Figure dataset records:

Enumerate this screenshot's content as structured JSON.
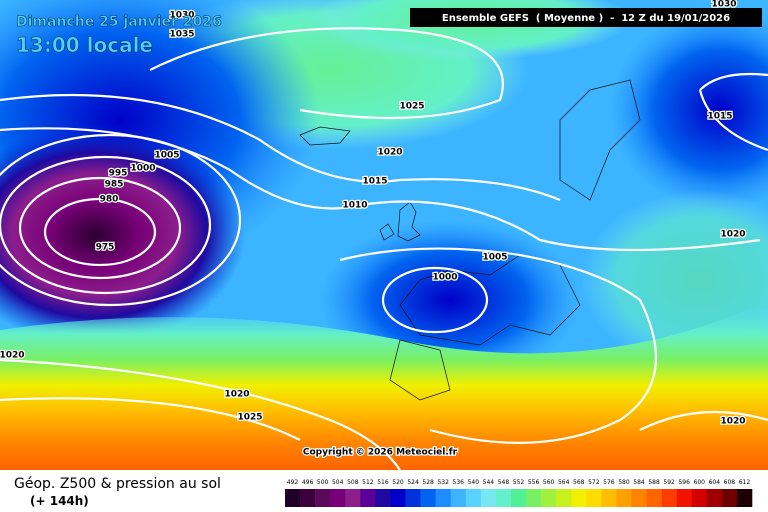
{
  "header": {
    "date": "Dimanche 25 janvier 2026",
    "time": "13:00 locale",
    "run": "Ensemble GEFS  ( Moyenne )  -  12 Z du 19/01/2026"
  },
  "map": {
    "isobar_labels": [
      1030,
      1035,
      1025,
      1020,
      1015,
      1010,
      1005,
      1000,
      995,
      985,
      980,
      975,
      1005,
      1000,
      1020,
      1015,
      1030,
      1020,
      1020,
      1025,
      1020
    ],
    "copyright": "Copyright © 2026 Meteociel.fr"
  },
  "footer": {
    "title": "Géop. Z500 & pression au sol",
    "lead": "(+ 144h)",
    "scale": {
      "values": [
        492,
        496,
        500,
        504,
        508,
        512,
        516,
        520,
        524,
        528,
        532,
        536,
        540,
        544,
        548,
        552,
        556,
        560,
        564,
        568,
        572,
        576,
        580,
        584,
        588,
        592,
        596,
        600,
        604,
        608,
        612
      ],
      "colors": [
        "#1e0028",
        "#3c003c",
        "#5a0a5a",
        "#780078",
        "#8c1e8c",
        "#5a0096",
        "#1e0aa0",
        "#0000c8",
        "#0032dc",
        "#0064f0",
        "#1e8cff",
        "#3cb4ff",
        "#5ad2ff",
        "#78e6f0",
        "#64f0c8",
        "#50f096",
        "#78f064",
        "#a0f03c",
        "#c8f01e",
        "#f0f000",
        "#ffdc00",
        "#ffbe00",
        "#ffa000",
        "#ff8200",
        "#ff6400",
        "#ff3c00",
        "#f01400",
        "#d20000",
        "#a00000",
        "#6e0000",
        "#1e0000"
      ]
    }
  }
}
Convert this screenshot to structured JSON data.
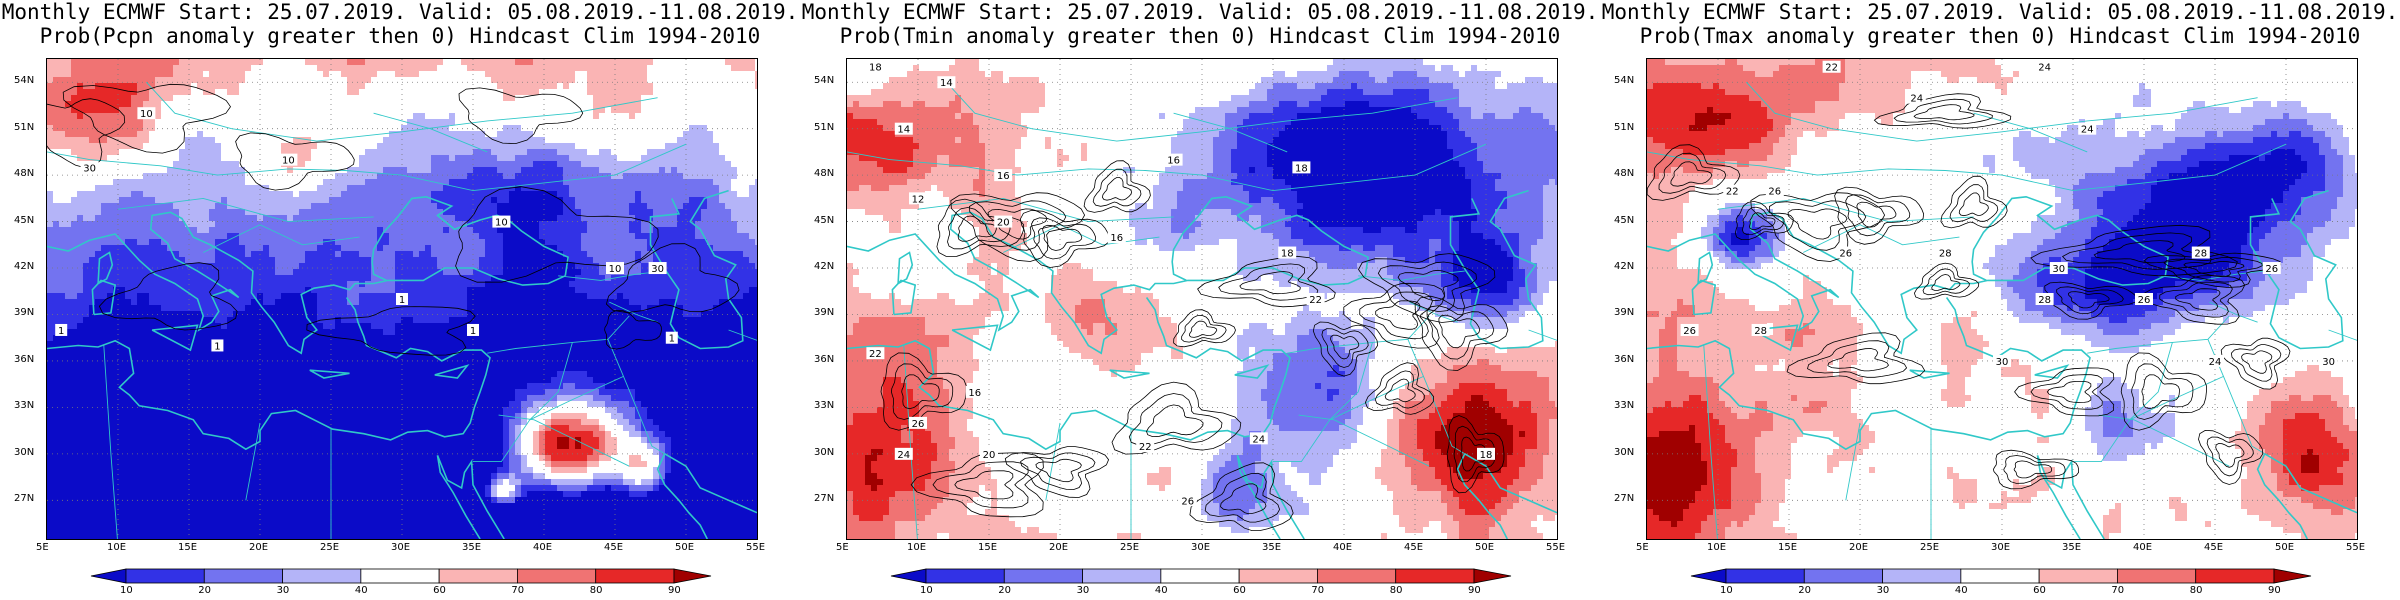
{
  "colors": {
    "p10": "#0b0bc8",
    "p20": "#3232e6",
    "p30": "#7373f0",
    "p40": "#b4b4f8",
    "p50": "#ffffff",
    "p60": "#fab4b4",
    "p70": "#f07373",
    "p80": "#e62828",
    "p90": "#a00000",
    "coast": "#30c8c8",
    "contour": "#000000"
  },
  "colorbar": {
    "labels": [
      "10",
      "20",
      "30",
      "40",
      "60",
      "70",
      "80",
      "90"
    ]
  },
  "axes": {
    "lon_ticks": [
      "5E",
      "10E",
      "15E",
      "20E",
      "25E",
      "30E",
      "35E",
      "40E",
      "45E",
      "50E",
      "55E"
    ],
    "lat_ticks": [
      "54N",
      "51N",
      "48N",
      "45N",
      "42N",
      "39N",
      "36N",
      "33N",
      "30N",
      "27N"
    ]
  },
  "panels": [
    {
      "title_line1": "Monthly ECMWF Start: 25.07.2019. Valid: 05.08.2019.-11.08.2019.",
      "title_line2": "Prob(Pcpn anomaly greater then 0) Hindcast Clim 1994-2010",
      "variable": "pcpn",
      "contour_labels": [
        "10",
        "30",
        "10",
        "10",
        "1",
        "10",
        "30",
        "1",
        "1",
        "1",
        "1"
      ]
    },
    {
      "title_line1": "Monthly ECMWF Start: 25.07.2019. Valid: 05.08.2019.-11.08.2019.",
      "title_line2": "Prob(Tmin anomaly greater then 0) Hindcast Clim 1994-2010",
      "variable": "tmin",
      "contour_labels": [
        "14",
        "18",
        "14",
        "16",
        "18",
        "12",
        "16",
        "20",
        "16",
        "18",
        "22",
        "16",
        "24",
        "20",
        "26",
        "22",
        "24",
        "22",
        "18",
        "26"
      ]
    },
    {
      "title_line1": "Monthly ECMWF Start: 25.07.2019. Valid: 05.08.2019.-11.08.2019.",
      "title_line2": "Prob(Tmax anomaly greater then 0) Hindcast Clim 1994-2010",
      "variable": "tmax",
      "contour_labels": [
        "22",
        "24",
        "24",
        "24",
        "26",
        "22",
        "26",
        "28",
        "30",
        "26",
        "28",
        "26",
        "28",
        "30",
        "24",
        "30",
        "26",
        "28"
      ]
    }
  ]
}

Stated task:
In the records above, find each line holding "Prob" and copy it.

Final result:
      "title_line2": "Prob(Pcpn anomaly greater then 0) Hindcast Clim 1994-2010",
      "title_line2": "Prob(Tmin anomaly greater then 0) Hindcast Clim 1994-2010",
      "title_line2": "Prob(Tmax anomaly greater then 0) Hindcast Clim 1994-2010",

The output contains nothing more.